* Entries from a dataset *
+ + +
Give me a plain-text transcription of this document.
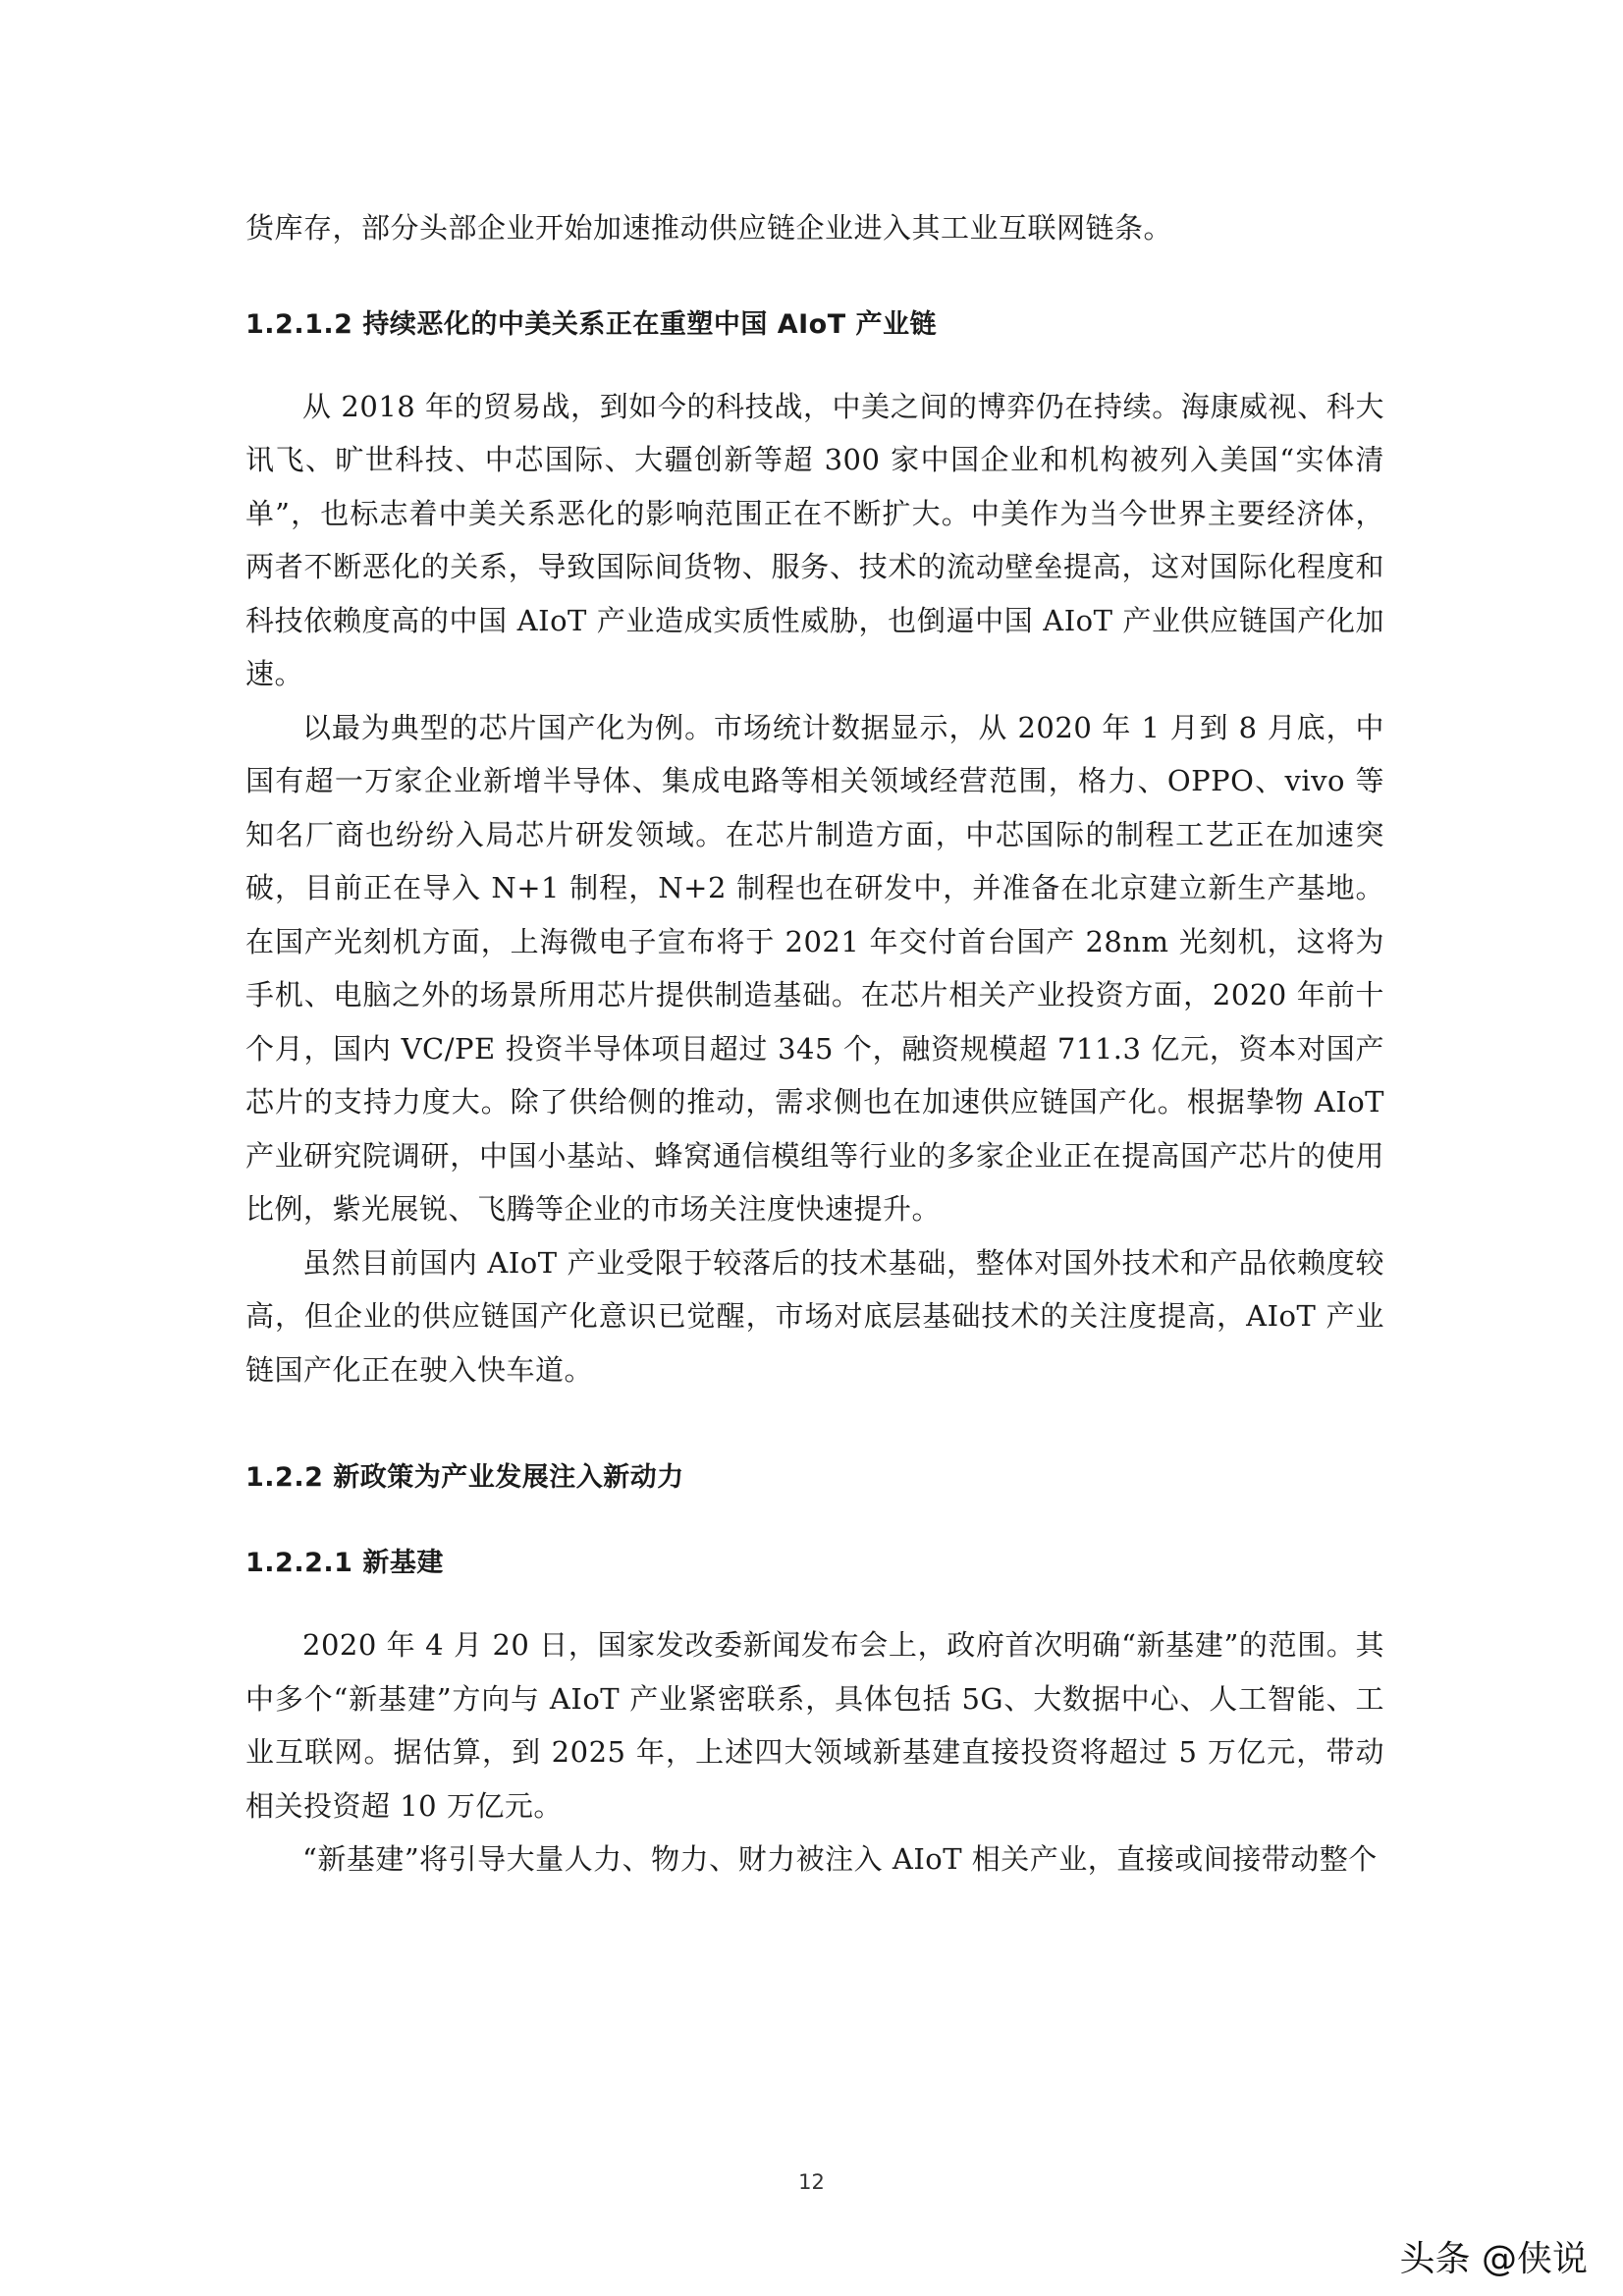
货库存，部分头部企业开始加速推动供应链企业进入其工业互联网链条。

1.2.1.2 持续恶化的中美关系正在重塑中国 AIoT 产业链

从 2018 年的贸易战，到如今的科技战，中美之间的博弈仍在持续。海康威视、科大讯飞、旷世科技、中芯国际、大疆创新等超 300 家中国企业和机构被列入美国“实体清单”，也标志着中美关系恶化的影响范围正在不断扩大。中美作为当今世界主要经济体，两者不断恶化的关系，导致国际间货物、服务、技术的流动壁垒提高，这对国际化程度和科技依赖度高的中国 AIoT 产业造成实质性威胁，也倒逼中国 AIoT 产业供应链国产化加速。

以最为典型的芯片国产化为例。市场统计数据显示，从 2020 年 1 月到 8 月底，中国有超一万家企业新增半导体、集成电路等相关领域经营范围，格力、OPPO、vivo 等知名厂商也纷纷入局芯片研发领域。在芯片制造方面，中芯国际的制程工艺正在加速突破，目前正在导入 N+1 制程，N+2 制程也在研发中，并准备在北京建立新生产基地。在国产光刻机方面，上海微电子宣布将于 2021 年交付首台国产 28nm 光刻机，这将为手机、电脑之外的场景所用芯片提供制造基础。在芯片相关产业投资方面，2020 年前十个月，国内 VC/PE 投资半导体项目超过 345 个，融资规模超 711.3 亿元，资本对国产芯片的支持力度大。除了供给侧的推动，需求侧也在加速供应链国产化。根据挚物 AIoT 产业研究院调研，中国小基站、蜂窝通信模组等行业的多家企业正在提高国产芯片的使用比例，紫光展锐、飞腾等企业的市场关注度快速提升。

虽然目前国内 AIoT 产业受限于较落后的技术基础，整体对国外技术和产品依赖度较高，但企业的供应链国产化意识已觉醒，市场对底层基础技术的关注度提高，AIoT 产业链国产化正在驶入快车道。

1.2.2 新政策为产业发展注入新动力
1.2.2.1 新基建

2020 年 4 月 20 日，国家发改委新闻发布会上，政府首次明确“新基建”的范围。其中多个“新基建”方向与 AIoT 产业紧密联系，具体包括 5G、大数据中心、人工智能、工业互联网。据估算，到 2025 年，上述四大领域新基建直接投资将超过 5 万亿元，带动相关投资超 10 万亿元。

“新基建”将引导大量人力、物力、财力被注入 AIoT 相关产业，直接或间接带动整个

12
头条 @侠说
+ + +
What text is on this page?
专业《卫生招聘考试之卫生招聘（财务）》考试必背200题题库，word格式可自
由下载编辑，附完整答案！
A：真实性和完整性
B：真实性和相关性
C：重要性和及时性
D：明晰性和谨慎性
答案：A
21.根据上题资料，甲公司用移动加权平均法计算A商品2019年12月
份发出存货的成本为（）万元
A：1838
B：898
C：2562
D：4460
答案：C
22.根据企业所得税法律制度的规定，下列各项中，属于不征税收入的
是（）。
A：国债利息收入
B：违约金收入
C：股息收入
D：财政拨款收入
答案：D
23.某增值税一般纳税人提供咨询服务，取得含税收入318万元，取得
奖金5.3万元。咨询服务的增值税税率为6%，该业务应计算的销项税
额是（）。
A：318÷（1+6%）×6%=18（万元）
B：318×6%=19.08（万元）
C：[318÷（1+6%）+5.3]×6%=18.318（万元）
+ + +
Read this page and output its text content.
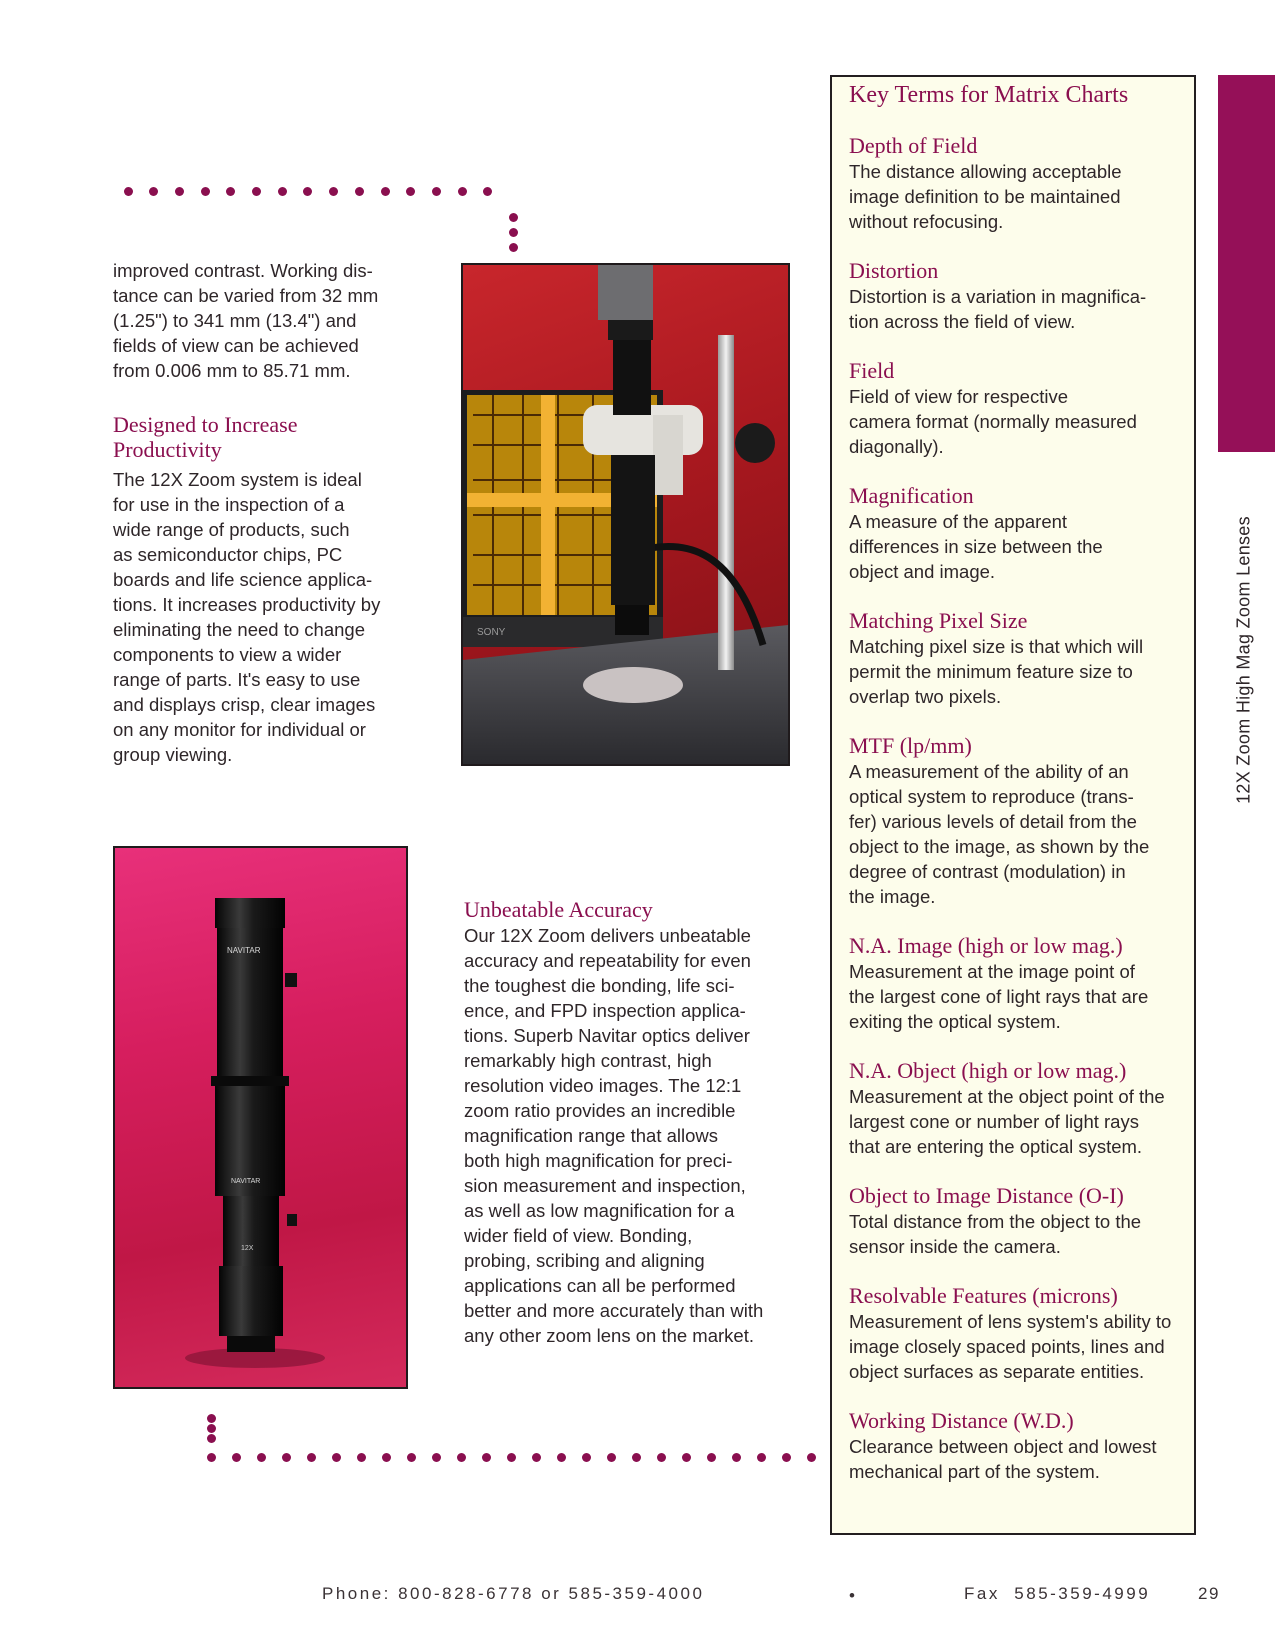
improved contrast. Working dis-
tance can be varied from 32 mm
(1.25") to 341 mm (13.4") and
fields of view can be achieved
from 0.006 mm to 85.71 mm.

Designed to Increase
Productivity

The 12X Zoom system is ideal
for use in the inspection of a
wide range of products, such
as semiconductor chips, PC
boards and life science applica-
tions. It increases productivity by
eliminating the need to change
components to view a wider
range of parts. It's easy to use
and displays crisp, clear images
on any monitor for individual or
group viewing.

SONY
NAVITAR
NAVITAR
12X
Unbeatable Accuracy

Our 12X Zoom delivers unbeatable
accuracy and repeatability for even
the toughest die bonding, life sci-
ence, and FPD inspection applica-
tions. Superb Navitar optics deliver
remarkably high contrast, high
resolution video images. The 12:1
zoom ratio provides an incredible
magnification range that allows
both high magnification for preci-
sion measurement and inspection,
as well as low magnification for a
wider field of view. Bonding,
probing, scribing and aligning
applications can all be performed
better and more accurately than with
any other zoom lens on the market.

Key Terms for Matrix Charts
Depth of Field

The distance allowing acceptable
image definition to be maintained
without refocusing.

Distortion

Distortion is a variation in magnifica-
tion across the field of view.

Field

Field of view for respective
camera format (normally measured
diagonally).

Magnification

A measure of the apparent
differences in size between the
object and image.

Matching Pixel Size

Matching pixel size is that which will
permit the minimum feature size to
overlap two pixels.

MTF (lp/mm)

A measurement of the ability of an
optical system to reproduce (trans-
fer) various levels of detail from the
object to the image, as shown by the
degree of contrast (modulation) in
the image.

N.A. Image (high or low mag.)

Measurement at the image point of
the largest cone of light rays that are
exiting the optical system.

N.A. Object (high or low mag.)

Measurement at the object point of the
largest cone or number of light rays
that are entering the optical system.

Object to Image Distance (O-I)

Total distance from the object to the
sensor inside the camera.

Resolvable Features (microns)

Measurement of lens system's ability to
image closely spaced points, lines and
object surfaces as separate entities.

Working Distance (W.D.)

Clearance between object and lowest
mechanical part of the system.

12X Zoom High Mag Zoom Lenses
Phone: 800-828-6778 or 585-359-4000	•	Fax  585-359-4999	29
+ + +
* STATED PROBLEM *
Look through the entries and find each line that has the string "Distortion". Copy those lines.

* IN RESPONSE *
Distortion
Distortion is a variation in magnifica-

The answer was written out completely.